* **Exercise prompt**
Within this material, how many lines have the string "Kantar" in them? The answer is a number, with nothing added.

* **Provided data**
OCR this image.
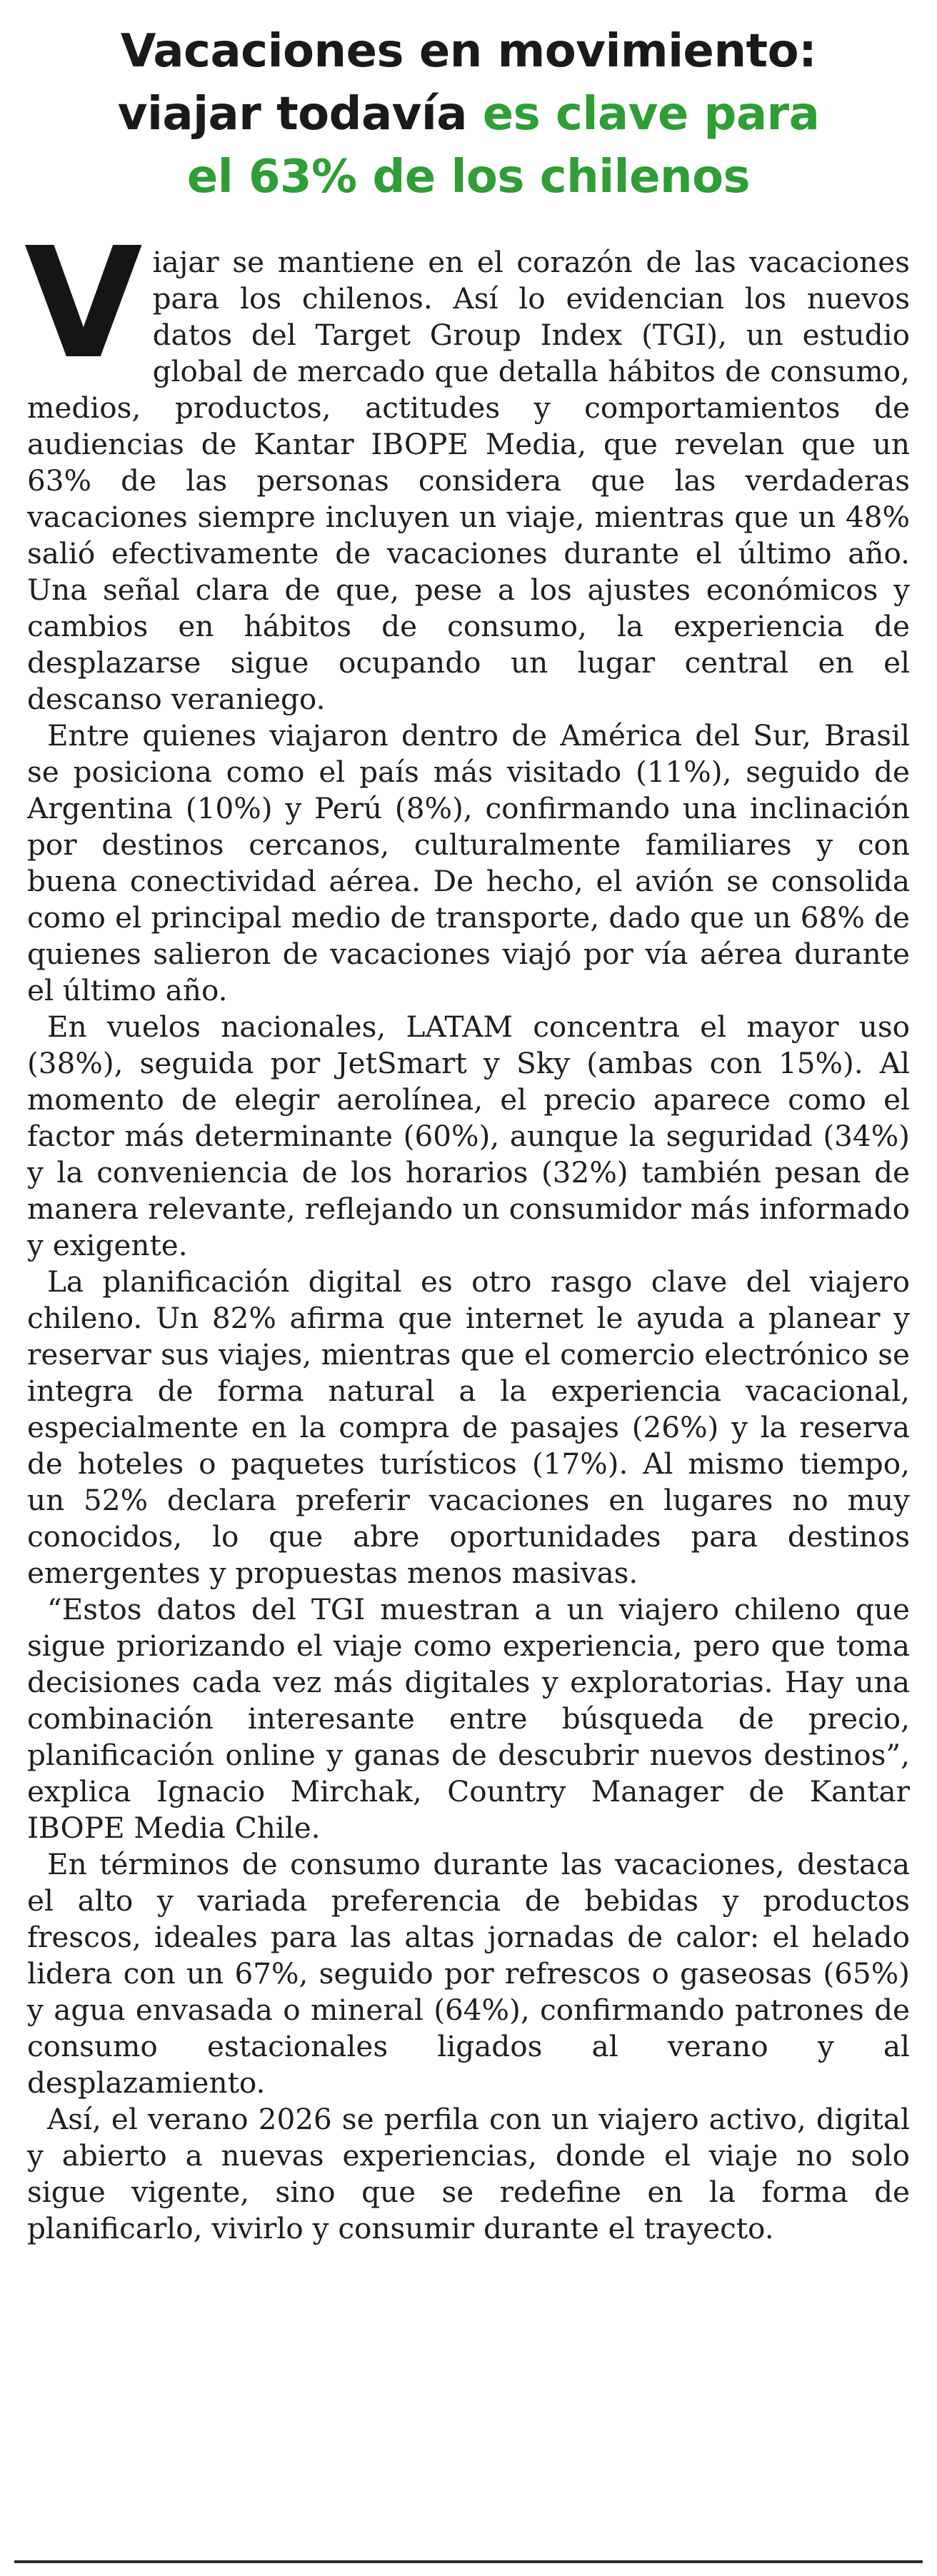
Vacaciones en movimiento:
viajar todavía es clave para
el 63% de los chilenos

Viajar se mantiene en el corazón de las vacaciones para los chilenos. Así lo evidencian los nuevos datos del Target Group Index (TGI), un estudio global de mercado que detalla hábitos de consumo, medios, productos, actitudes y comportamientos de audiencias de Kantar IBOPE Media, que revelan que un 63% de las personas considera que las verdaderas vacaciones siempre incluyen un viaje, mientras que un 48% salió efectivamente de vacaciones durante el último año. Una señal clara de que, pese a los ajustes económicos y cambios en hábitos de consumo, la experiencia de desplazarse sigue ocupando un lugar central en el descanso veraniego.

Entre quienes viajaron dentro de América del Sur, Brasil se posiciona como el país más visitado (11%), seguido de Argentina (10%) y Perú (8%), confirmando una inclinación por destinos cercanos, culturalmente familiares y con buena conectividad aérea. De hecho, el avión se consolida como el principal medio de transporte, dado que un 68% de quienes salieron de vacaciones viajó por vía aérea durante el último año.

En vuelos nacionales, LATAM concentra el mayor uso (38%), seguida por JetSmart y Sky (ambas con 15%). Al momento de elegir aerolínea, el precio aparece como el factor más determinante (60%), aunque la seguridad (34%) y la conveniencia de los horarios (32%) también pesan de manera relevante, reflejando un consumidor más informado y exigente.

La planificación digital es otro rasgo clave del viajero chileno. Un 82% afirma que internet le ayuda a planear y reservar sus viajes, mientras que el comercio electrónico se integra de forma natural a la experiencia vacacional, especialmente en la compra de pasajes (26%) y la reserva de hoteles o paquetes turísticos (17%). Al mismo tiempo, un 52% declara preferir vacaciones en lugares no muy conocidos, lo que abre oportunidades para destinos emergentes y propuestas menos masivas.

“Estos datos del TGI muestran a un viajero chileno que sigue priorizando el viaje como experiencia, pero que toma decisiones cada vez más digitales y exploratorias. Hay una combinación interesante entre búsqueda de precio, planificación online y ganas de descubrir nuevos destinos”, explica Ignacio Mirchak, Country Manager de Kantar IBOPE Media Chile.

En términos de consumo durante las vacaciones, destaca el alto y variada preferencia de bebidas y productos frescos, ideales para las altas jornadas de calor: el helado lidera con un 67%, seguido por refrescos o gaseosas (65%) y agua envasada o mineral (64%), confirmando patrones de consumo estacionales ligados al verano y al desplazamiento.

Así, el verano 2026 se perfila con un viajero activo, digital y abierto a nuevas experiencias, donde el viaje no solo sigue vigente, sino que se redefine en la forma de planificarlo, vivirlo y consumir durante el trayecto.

* **Correct response**
2